The exercise
Would it be possible to write out each entry below exactly, without the pictures?

Dataset entries:
>> START
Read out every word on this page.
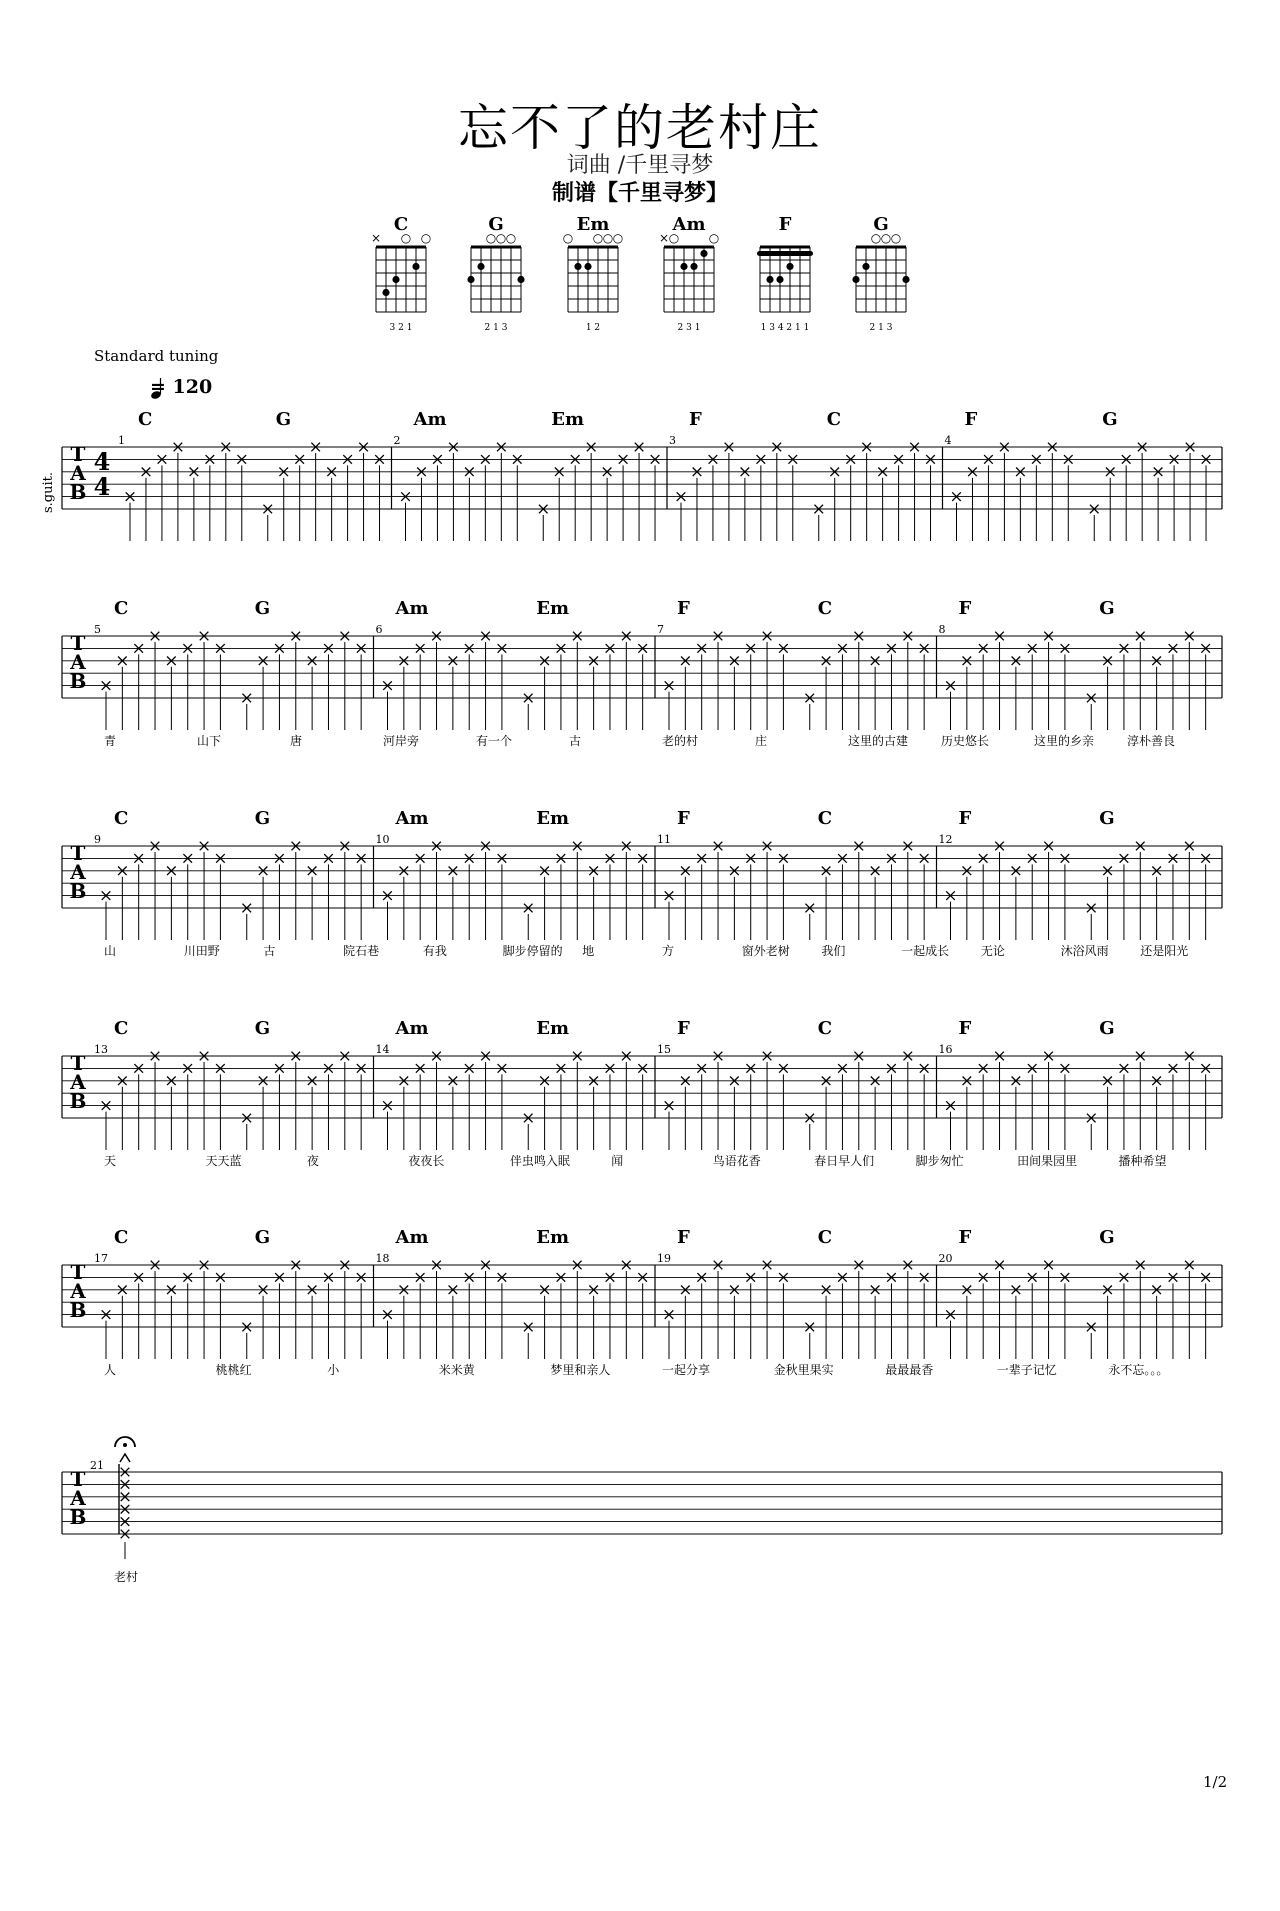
忘不了的老村庄
词曲 /千里寻梦
制谱【千里寻梦】
C
× ○ ○
3 2 1
G
○ ○ ○
2 1 3
Em
○ ○ ○ ○
1 2
Am
× ○ ○
2 3 1
F
1 3 4 2 1 1
G
○ ○ ○
2 1 3
T
A
B
4
4
s.guit.
1
C	G
2
Am	Em
3
F	C
4
F	G
T
A
B
5
C	G
6
Am	Em
7
F	C
8
F	G
青	山下	唐	河岸旁	有一个	古	老的村	庄	这里的古建	历史悠长	这里的乡亲	淳朴善良
T
A
B
9
C	G
10
Am	Em
11
F	C
12
F	G
山	川田野	古	院石巷	有我	脚步停留的 地	方	窗外老树	我们	一起成长	无论	沐浴风雨	还是阳光
T
A
B
13
C	G
14
Am	Em
15
F	C
16
F	G
天	天天蓝	夜	夜夜长	伴虫鸣入眠	闻	鸟语花香	春日早人们	脚步匆忙	田间果园里	播种希望
T
A
B
17
C	G
18
Am	Em
19
F	C
20
F	G
人	桃桃红	小	米米黄	梦里和亲人	一起分享	金秋里果实	最最最香	一辈子记忆	永不忘。。。
T
A
B
21
老村
Standard tuning
= 120
1/2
>> END
Full response
Read out every word on this page.
忘不了的老村庄
词曲 /千里寻梦
制谱【千里寻梦】
C
× ○ ○
3 2 1
G
○ ○ ○
2 1 3
Em
○ ○ ○ ○
1 2
Am
× ○ ○
2 3 1
F
1 3 4 2 1 1
G
○ ○ ○
2 1 3
T
A
B
4
4
s.guit.
1
C	G
2
Am	Em
3
F	C
4
F	G
T
A
B
5
C	G
6
Am	Em
7
F	C
8
F	G
青	山下	唐	河岸旁	有一个	古	老的村	庄	这里的古建	历史悠长	这里的乡亲	淳朴善良
T
A
B
9
C	G
10
Am	Em
11
F	C
12
F	G
山	川田野	古	院石巷	有我	脚步停留的 地	方	窗外老树	我们	一起成长	无论	沐浴风雨	还是阳光
T
A
B
13
C	G
14
Am	Em
15
F	C
16
F	G
天	天天蓝	夜	夜夜长	伴虫鸣入眠	闻	鸟语花香	春日早人们	脚步匆忙	田间果园里	播种希望
T
A
B
17
C	G
18
Am	Em
19
F	C
20
F	G
人	桃桃红	小	米米黄	梦里和亲人	一起分享	金秋里果实	最最最香	一辈子记忆	永不忘。。。
T
A
B
21
老村
Standard tuning
= 120
1/2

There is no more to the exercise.